● DATA FOR THIS EXERCISE
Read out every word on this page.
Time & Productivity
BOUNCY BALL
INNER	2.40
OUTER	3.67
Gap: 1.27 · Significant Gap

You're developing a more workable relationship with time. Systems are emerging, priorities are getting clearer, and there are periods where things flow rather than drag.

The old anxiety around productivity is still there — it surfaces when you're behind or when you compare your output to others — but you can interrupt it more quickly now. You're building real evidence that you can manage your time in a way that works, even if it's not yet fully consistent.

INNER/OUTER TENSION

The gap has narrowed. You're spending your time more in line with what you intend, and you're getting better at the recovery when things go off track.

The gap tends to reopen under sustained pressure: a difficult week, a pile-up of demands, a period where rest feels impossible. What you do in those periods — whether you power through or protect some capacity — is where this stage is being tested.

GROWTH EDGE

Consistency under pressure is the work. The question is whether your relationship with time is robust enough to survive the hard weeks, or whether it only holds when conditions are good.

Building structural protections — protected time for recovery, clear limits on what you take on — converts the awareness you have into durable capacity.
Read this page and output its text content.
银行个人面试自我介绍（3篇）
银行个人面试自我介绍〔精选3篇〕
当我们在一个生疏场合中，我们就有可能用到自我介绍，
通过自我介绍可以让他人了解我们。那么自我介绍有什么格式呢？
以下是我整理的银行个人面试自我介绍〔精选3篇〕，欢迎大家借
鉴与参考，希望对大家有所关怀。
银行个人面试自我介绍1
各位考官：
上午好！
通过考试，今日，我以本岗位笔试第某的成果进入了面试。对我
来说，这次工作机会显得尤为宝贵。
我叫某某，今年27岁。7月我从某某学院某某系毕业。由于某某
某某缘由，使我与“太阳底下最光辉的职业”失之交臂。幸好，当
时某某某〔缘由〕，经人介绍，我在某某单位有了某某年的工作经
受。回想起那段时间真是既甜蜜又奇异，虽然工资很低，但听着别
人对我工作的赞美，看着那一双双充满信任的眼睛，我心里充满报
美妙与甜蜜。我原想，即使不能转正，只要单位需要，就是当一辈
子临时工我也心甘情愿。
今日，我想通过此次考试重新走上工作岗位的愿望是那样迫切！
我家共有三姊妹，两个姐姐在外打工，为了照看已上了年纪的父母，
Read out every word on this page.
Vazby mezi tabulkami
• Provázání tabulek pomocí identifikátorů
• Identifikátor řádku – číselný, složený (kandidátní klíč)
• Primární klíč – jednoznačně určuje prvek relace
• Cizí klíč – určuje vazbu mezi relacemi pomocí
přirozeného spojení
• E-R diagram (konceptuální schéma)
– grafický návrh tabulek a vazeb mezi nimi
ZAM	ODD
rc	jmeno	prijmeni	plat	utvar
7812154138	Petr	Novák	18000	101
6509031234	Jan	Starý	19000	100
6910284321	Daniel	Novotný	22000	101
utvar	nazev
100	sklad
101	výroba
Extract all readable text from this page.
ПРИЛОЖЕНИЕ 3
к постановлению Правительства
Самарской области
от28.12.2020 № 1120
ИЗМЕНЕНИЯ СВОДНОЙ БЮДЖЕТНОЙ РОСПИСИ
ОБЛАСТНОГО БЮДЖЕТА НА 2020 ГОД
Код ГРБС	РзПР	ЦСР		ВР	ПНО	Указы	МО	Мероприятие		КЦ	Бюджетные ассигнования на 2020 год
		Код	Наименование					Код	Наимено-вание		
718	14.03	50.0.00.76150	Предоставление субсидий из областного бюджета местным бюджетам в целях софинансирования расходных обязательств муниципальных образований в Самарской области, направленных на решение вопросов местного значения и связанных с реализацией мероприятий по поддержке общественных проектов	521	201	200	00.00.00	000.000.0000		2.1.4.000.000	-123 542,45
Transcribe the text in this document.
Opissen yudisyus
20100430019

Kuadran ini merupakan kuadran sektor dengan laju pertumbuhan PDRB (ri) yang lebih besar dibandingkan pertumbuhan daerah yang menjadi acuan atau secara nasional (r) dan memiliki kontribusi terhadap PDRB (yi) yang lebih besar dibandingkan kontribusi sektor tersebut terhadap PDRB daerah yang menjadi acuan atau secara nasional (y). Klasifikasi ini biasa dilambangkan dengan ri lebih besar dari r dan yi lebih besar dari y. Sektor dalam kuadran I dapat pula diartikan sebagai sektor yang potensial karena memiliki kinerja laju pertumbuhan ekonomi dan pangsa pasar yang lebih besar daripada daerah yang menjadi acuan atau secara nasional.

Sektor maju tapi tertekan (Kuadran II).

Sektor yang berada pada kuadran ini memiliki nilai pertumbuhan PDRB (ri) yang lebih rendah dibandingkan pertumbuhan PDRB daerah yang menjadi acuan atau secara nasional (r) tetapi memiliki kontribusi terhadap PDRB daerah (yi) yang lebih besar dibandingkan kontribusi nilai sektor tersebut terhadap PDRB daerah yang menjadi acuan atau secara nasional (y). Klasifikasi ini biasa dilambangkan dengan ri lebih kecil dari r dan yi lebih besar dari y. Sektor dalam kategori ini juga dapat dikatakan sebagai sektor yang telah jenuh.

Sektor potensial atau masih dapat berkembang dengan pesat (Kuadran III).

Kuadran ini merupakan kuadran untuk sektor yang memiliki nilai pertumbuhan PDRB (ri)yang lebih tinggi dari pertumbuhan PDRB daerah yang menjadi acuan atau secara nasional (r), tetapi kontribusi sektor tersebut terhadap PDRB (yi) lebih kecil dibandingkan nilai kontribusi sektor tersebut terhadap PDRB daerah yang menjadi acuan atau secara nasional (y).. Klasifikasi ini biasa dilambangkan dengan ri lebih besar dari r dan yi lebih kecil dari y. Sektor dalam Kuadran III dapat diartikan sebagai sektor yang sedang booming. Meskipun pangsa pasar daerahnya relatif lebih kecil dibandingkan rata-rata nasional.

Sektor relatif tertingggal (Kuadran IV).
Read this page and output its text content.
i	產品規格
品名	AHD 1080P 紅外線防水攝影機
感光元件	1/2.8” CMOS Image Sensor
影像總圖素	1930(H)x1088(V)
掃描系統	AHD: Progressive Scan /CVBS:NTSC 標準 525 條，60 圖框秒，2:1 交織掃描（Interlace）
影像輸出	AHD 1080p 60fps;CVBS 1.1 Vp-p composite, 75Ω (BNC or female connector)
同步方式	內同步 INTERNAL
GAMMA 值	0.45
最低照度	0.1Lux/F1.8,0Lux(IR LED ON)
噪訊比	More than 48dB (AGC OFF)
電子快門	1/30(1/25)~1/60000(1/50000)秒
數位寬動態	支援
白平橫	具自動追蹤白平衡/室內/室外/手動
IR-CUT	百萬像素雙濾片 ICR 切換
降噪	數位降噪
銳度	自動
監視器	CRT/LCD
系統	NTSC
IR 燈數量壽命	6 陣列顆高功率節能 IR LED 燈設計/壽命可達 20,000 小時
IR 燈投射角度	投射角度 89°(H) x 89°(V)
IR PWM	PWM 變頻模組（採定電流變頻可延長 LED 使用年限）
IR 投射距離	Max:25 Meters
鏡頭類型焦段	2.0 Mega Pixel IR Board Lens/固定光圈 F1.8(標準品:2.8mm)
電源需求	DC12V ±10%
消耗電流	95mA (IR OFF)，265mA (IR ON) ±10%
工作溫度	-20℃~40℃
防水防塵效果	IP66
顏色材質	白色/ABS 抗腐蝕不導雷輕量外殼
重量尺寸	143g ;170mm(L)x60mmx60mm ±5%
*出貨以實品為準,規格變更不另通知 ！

● EXERCISE
Return the whole listing exactly.

● ANSWER TO THE EXERCISE
Read out every word on this page.
Time & Productivity
BOUNCY BALL
INNER	2.40
OUTER	3.67
Gap: 1.27 · Significant Gap

You're developing a more workable relationship with time. Systems are emerging, priorities are getting clearer, and there are periods where things flow rather than drag.

The old anxiety around productivity is still there — it surfaces when you're behind or when you compare your output to others — but you can interrupt it more quickly now. You're building real evidence that you can manage your time in a way that works, even if it's not yet fully consistent.

INNER/OUTER TENSION

The gap has narrowed. You're spending your time more in line with what you intend, and you're getting better at the recovery when things go off track.

The gap tends to reopen under sustained pressure: a difficult week, a pile-up of demands, a period where rest feels impossible. What you do in those periods — whether you power through or protect some capacity — is where this stage is being tested.

GROWTH EDGE

Consistency under pressure is the work. The question is whether your relationship with time is robust enough to survive the hard weeks, or whether it only holds when conditions are good.

Building structural protections — protected time for recovery, clear limits on what you take on — converts the awareness you have into durable capacity.
Read this page and output its text content.
银行个人面试自我介绍（3篇）
银行个人面试自我介绍〔精选3篇〕
当我们在一个生疏场合中，我们就有可能用到自我介绍，
通过自我介绍可以让他人了解我们。那么自我介绍有什么格式呢？
以下是我整理的银行个人面试自我介绍〔精选3篇〕，欢迎大家借
鉴与参考，希望对大家有所关怀。
银行个人面试自我介绍1
各位考官：
上午好！
通过考试，今日，我以本岗位笔试第某的成果进入了面试。对我
来说，这次工作机会显得尤为宝贵。
我叫某某，今年27岁。7月我从某某学院某某系毕业。由于某某
某某缘由，使我与“太阳底下最光辉的职业”失之交臂。幸好，当
时某某某〔缘由〕，经人介绍，我在某某单位有了某某年的工作经
受。回想起那段时间真是既甜蜜又奇异，虽然工资很低，但听着别
人对我工作的赞美，看着那一双双充满信任的眼睛，我心里充满报
美妙与甜蜜。我原想，即使不能转正，只要单位需要，就是当一辈
子临时工我也心甘情愿。
今日，我想通过此次考试重新走上工作岗位的愿望是那样迫切！
我家共有三姊妹，两个姐姐在外打工，为了照看已上了年纪的父母，
Read out every word on this page.
Vazby mezi tabulkami
• Provázání tabulek pomocí identifikátorů
• Identifikátor řádku – číselný, složený (kandidátní klíč)
• Primární klíč – jednoznačně určuje prvek relace
• Cizí klíč – určuje vazbu mezi relacemi pomocí
přirozeného spojení
• E-R diagram (konceptuální schéma)
– grafický návrh tabulek a vazeb mezi nimi
ZAM	ODD
rc	jmeno	prijmeni	plat	utvar
7812154138	Petr	Novák	18000	101
6509031234	Jan	Starý	19000	100
6910284321	Daniel	Novotný	22000	101
utvar	nazev
100	sklad
101	výroba
Extract all readable text from this page.
ПРИЛОЖЕНИЕ 3
к постановлению Правительства
Самарской области
от28.12.2020 № 1120
ИЗМЕНЕНИЯ СВОДНОЙ БЮДЖЕТНОЙ РОСПИСИ
ОБЛАСТНОГО БЮДЖЕТА НА 2020 ГОД
Код ГРБС	РзПР	ЦСР		ВР	ПНО	Указы	МО	Мероприятие		КЦ	Бюджетные ассигнования на 2020 год
		Код	Наименование					Код	Наимено-вание		
718	14.03	50.0.00.76150	Предоставление субсидий из областного бюджета местным бюджетам в целях софинансирования расходных обязательств муниципальных образований в Самарской области, направленных на решение вопросов местного значения и связанных с реализацией мероприятий по поддержке общественных проектов	521	201	200	00.00.00	000.000.0000		2.1.4.000.000	-123 542,45
Transcribe the text in this document.
Opissen yudisyus
20100430019

Kuadran ini merupakan kuadran sektor dengan laju pertumbuhan PDRB (ri) yang lebih besar dibandingkan pertumbuhan daerah yang menjadi acuan atau secara nasional (r) dan memiliki kontribusi terhadap PDRB (yi) yang lebih besar dibandingkan kontribusi sektor tersebut terhadap PDRB daerah yang menjadi acuan atau secara nasional (y). Klasifikasi ini biasa dilambangkan dengan ri lebih besar dari r dan yi lebih besar dari y. Sektor dalam kuadran I dapat pula diartikan sebagai sektor yang potensial karena memiliki kinerja laju pertumbuhan ekonomi dan pangsa pasar yang lebih besar daripada daerah yang menjadi acuan atau secara nasional.

Sektor maju tapi tertekan (Kuadran II).

Sektor yang berada pada kuadran ini memiliki nilai pertumbuhan PDRB (ri) yang lebih rendah dibandingkan pertumbuhan PDRB daerah yang menjadi acuan atau secara nasional (r) tetapi memiliki kontribusi terhadap PDRB daerah (yi) yang lebih besar dibandingkan kontribusi nilai sektor tersebut terhadap PDRB daerah yang menjadi acuan atau secara nasional (y). Klasifikasi ini biasa dilambangkan dengan ri lebih kecil dari r dan yi lebih besar dari y. Sektor dalam kategori ini juga dapat dikatakan sebagai sektor yang telah jenuh.

Sektor potensial atau masih dapat berkembang dengan pesat (Kuadran III).

Kuadran ini merupakan kuadran untuk sektor yang memiliki nilai pertumbuhan PDRB (ri)yang lebih tinggi dari pertumbuhan PDRB daerah yang menjadi acuan atau secara nasional (r), tetapi kontribusi sektor tersebut terhadap PDRB (yi) lebih kecil dibandingkan nilai kontribusi sektor tersebut terhadap PDRB daerah yang menjadi acuan atau secara nasional (y).. Klasifikasi ini biasa dilambangkan dengan ri lebih besar dari r dan yi lebih kecil dari y. Sektor dalam Kuadran III dapat diartikan sebagai sektor yang sedang booming. Meskipun pangsa pasar daerahnya relatif lebih kecil dibandingkan rata-rata nasional.

Sektor relatif tertingggal (Kuadran IV).
Read this page and output its text content.
i	產品規格
品名	AHD 1080P 紅外線防水攝影機
感光元件	1/2.8” CMOS Image Sensor
影像總圖素	1930(H)x1088(V)
掃描系統	AHD: Progressive Scan /CVBS:NTSC 標準 525 條，60 圖框秒，2:1 交織掃描（Interlace）
影像輸出	AHD 1080p 60fps;CVBS 1.1 Vp-p composite, 75Ω (BNC or female connector)
同步方式	內同步 INTERNAL
GAMMA 值	0.45
最低照度	0.1Lux/F1.8,0Lux(IR LED ON)
噪訊比	More than 48dB (AGC OFF)
電子快門	1/30(1/25)~1/60000(1/50000)秒
數位寬動態	支援
白平橫	具自動追蹤白平衡/室內/室外/手動
IR-CUT	百萬像素雙濾片 ICR 切換
降噪	數位降噪
銳度	自動
監視器	CRT/LCD
系統	NTSC
IR 燈數量壽命	6 陣列顆高功率節能 IR LED 燈設計/壽命可達 20,000 小時
IR 燈投射角度	投射角度 89°(H) x 89°(V)
IR PWM	PWM 變頻模組（採定電流變頻可延長 LED 使用年限）
IR 投射距離	Max:25 Meters
鏡頭類型焦段	2.0 Mega Pixel IR Board Lens/固定光圈 F1.8(標準品:2.8mm)
電源需求	DC12V ±10%
消耗電流	95mA (IR OFF)，265mA (IR ON) ±10%
工作溫度	-20℃~40℃
防水防塵效果	IP66
顏色材質	白色/ABS 抗腐蝕不導雷輕量外殼
重量尺寸	143g ;170mm(L)x60mmx60mm ±5%
*出貨以實品為準,規格變更不另通知 ！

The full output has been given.